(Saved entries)
# # # # # # #

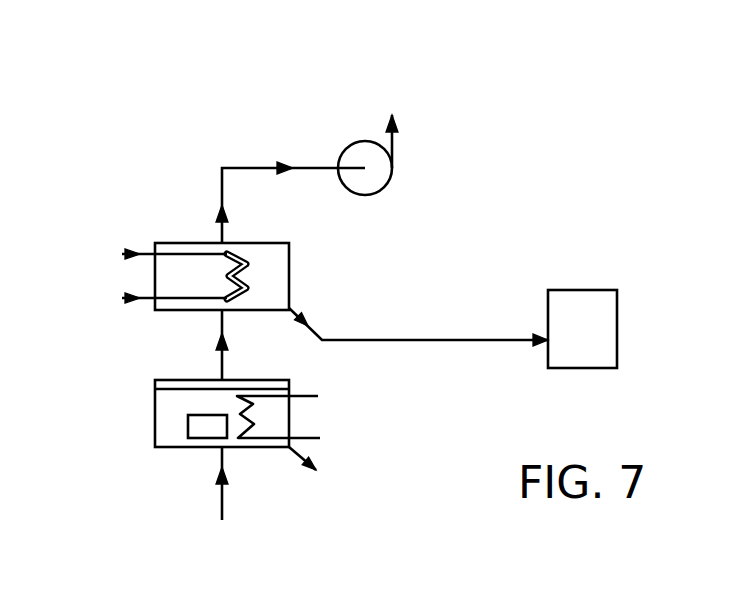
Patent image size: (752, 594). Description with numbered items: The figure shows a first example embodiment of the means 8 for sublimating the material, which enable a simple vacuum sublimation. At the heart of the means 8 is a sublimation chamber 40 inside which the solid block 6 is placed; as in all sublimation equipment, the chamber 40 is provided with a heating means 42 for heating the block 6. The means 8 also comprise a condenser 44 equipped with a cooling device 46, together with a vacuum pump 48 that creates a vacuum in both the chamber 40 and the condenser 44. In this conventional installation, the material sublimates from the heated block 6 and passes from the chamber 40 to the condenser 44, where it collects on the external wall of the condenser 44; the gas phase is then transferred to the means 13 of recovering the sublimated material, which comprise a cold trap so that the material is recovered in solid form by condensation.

The means for sublimating the material 8 is at (95, 98).
The condenser 44 is at (187, 232).
The cooling device 46 is at (150, 250).
The vacuum pump 48 is at (383, 171).
The means of recovering the sublimated material 13 is at (600, 329).
The sublimation chamber 40 is at (170, 412).
The heating means 42 is at (313, 436).
The solid block 6 is at (204, 432).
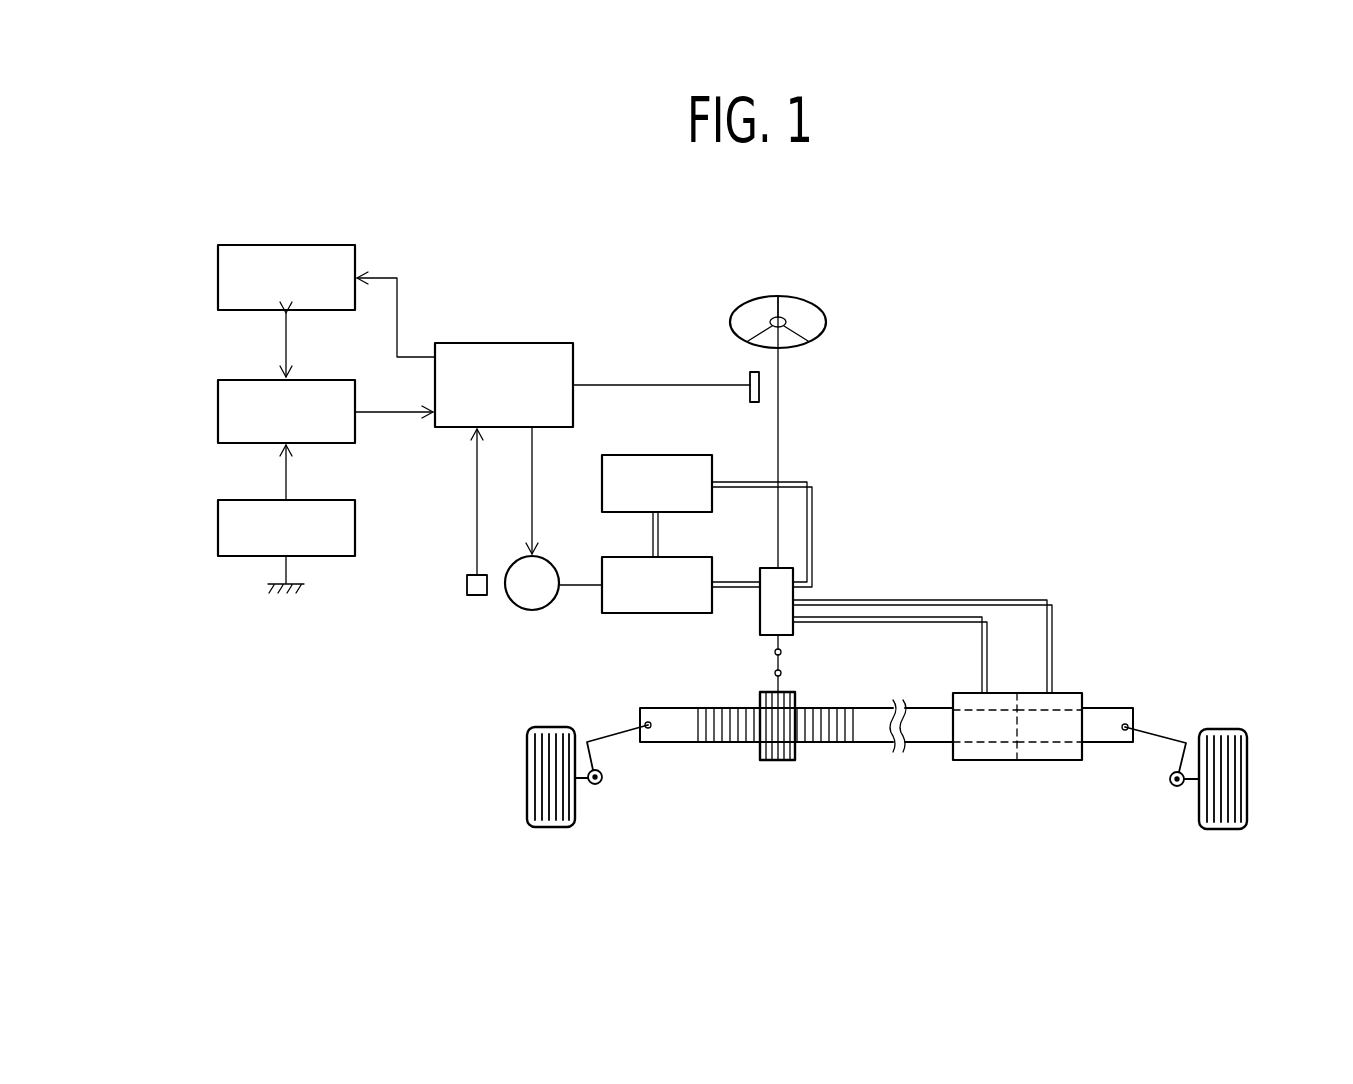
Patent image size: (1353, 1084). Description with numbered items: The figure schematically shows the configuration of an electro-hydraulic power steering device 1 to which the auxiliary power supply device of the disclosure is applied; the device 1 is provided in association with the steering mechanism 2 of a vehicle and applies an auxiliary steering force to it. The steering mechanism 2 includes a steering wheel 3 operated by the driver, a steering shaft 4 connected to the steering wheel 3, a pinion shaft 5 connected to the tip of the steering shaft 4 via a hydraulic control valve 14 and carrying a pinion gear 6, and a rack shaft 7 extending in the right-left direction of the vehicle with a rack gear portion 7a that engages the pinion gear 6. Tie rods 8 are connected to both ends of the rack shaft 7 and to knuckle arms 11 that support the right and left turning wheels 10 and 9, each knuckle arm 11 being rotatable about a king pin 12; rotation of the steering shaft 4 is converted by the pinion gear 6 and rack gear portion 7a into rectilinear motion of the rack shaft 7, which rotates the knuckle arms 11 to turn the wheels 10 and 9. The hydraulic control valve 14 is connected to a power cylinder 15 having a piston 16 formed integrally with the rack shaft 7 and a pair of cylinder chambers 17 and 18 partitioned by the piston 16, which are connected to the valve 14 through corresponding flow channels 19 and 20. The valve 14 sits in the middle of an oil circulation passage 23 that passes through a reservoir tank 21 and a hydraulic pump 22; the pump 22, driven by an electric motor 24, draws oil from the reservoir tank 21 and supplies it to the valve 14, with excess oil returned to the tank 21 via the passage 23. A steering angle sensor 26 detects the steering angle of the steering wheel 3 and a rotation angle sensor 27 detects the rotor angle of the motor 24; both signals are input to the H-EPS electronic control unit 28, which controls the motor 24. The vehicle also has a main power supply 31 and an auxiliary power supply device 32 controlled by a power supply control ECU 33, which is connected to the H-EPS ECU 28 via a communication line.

The electro-hydraulic power steering device 1 is at (818, 297).
The steering mechanism 2 is at (886, 756).
The steering wheel 3 is at (826, 322).
The steering shaft 4 is at (779, 373).
The pinion shaft 5 is at (784, 662).
The pinion gear 6 is at (778, 760).
The rack shaft 7 is at (871, 742).
The rack gear portion 7a is at (726, 742).
The tie rods 8 is at (617, 740).
The left turning wheel 9 is at (549, 827).
The right turning wheel 10 is at (1225, 829).
The knuckle arms 11 is at (594, 785).
The king pin 12 is at (600, 784).
The hydraulic control valve 14 is at (758, 616).
The power cylinder 15 is at (1025, 725).
The piston 16 is at (1015, 745).
The cylinder chamber 17 is at (980, 760).
The cylinder chamber 18 is at (1062, 760).
The flow channel 19 is at (920, 628).
The flow channel 20 is at (937, 600).
The reservoir tank 21 is at (682, 455).
The hydraulic pump 22 is at (640, 613).
The oil circulation passage 23 is at (812, 556).
The electric motor 24 is at (530, 611).
The steering angle sensor 26 is at (750, 378).
The rotation angle sensor 27 is at (467, 585).
The H-EPS electronic control unit 28 is at (510, 343).
The main power supply 31 is at (218, 527).
The auxiliary power supply device 32 is at (218, 412).
The power supply control ECU 33 is at (218, 279).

# # # # # # #

§ **What needs to be done**
Copy every one of the lines above word for word, leaving out the pictures.

§ **The answer**
Patent image size: (752, 594). Description with numbered items: The figure shows a first example embodiment of the means 8 for sublimating the material, which enable a simple vacuum sublimation. At the heart of the means 8 is a sublimation chamber 40 inside which the solid block 6 is placed; as in all sublimation equipment, the chamber 40 is provided with a heating means 42 for heating the block 6. The means 8 also comprise a condenser 44 equipped with a cooling device 46, together with a vacuum pump 48 that creates a vacuum in both the chamber 40 and the condenser 44. In this conventional installation, the material sublimates from the heated block 6 and passes from the chamber 40 to the condenser 44, where it collects on the external wall of the condenser 44; the gas phase is then transferred to the means 13 of recovering the sublimated material, which comprise a cold trap so that the material is recovered in solid form by condensation.

The means for sublimating the material 8 is at (95, 98).
The condenser 44 is at (187, 232).
The cooling device 46 is at (150, 250).
The vacuum pump 48 is at (383, 171).
The means of recovering the sublimated material 13 is at (600, 329).
The sublimation chamber 40 is at (170, 412).
The heating means 42 is at (313, 436).
The solid block 6 is at (204, 432).
Patent image size: (1353, 1084). Description with numbered items: The figure schematically shows the configuration of an electro-hydraulic power steering device 1 to which the auxiliary power supply device of the disclosure is applied; the device 1 is provided in association with the steering mechanism 2 of a vehicle and applies an auxiliary steering force to it. The steering mechanism 2 includes a steering wheel 3 operated by the driver, a steering shaft 4 connected to the steering wheel 3, a pinion shaft 5 connected to the tip of the steering shaft 4 via a hydraulic control valve 14 and carrying a pinion gear 6, and a rack shaft 7 extending in the right-left direction of the vehicle with a rack gear portion 7a that engages the pinion gear 6. Tie rods 8 are connected to both ends of the rack shaft 7 and to knuckle arms 11 that support the right and left turning wheels 10 and 9, each knuckle arm 11 being rotatable about a king pin 12; rotation of the steering shaft 4 is converted by the pinion gear 6 and rack gear portion 7a into rectilinear motion of the rack shaft 7, which rotates the knuckle arms 11 to turn the wheels 10 and 9. The hydraulic control valve 14 is connected to a power cylinder 15 having a piston 16 formed integrally with the rack shaft 7 and a pair of cylinder chambers 17 and 18 partitioned by the piston 16, which are connected to the valve 14 through corresponding flow channels 19 and 20. The valve 14 sits in the middle of an oil circulation passage 23 that passes through a reservoir tank 21 and a hydraulic pump 22; the pump 22, driven by an electric motor 24, draws oil from the reservoir tank 21 and supplies it to the valve 14, with excess oil returned to the tank 21 via the passage 23. A steering angle sensor 26 detects the steering angle of the steering wheel 3 and a rotation angle sensor 27 detects the rotor angle of the motor 24; both signals are input to the H-EPS electronic control unit 28, which controls the motor 24. The vehicle also has a main power supply 31 and an auxiliary power supply device 32 controlled by a power supply control ECU 33, which is connected to the H-EPS ECU 28 via a communication line.

The electro-hydraulic power steering device 1 is at (818, 297).
The steering mechanism 2 is at (886, 756).
The steering wheel 3 is at (826, 322).
The steering shaft 4 is at (779, 373).
The pinion shaft 5 is at (784, 662).
The pinion gear 6 is at (778, 760).
The rack shaft 7 is at (871, 742).
The rack gear portion 7a is at (726, 742).
The tie rods 8 is at (617, 740).
The left turning wheel 9 is at (549, 827).
The right turning wheel 10 is at (1225, 829).
The knuckle arms 11 is at (594, 785).
The king pin 12 is at (600, 784).
The hydraulic control valve 14 is at (758, 616).
The power cylinder 15 is at (1025, 725).
The piston 16 is at (1015, 745).
The cylinder chamber 17 is at (980, 760).
The cylinder chamber 18 is at (1062, 760).
The flow channel 19 is at (920, 628).
The flow channel 20 is at (937, 600).
The reservoir tank 21 is at (682, 455).
The hydraulic pump 22 is at (640, 613).
The oil circulation passage 23 is at (812, 556).
The electric motor 24 is at (530, 611).
The steering angle sensor 26 is at (750, 378).
The rotation angle sensor 27 is at (467, 585).
The H-EPS electronic control unit 28 is at (510, 343).
The main power supply 31 is at (218, 527).
The auxiliary power supply device 32 is at (218, 412).
The power supply control ECU 33 is at (218, 279).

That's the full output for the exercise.